### [THE EXERCISE]
Search the material below for the word "томография". Copy every line that has it.

### [PROVIDED INFORMATION]
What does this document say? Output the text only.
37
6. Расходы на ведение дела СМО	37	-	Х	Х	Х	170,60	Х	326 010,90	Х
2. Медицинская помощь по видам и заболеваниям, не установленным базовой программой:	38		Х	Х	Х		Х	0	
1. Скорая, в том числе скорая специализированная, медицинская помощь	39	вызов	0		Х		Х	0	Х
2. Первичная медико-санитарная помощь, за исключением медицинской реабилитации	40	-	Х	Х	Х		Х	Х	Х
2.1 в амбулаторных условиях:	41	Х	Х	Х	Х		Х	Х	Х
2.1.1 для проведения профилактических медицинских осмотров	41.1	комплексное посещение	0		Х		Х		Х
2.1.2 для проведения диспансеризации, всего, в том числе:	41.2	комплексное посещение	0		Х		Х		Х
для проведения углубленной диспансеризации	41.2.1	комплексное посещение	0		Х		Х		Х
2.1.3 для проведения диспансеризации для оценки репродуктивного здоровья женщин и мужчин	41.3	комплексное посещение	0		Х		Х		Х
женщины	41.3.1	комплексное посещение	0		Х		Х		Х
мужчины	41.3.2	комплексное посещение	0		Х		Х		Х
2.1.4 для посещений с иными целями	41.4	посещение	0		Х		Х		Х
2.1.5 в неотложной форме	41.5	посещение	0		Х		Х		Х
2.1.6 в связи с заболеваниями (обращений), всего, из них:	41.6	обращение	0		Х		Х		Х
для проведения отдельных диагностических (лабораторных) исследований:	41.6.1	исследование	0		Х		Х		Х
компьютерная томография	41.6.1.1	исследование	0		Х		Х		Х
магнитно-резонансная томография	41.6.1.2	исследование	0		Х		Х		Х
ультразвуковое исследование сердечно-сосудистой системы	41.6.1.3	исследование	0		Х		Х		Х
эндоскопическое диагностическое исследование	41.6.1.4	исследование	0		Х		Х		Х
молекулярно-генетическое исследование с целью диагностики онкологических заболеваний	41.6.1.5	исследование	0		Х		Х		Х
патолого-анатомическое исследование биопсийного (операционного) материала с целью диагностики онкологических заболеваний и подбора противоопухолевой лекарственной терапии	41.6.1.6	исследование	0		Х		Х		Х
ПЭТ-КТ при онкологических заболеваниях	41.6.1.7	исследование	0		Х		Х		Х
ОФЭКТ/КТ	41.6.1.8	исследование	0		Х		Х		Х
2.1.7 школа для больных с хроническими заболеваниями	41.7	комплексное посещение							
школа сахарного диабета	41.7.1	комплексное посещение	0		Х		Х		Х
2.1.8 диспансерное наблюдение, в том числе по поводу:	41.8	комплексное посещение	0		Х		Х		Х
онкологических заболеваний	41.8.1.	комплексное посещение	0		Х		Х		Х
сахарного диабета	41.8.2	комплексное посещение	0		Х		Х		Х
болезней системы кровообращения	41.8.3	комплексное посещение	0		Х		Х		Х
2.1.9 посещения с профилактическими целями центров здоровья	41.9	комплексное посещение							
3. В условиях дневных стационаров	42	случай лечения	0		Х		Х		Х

* * *

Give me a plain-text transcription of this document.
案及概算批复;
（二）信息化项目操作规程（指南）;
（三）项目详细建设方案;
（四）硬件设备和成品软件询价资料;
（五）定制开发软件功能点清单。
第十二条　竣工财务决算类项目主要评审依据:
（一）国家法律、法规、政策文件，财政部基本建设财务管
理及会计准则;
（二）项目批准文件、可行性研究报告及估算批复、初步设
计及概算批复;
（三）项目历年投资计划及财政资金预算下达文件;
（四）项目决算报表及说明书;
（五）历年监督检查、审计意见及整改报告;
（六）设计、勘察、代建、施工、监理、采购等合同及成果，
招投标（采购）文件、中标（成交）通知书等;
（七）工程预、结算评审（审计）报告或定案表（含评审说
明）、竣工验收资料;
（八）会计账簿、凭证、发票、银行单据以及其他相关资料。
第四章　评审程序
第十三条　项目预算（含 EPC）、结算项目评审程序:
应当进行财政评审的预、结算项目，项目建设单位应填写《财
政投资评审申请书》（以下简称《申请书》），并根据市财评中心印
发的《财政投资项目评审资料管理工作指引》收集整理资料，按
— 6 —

### [SOLVED PROBLEM]
компьютерная томография	41.6.1.1	исследование	0		Х		Х		Х
магнитно-резонансная томография	41.6.1.2	исследование	0		Х		Х		Х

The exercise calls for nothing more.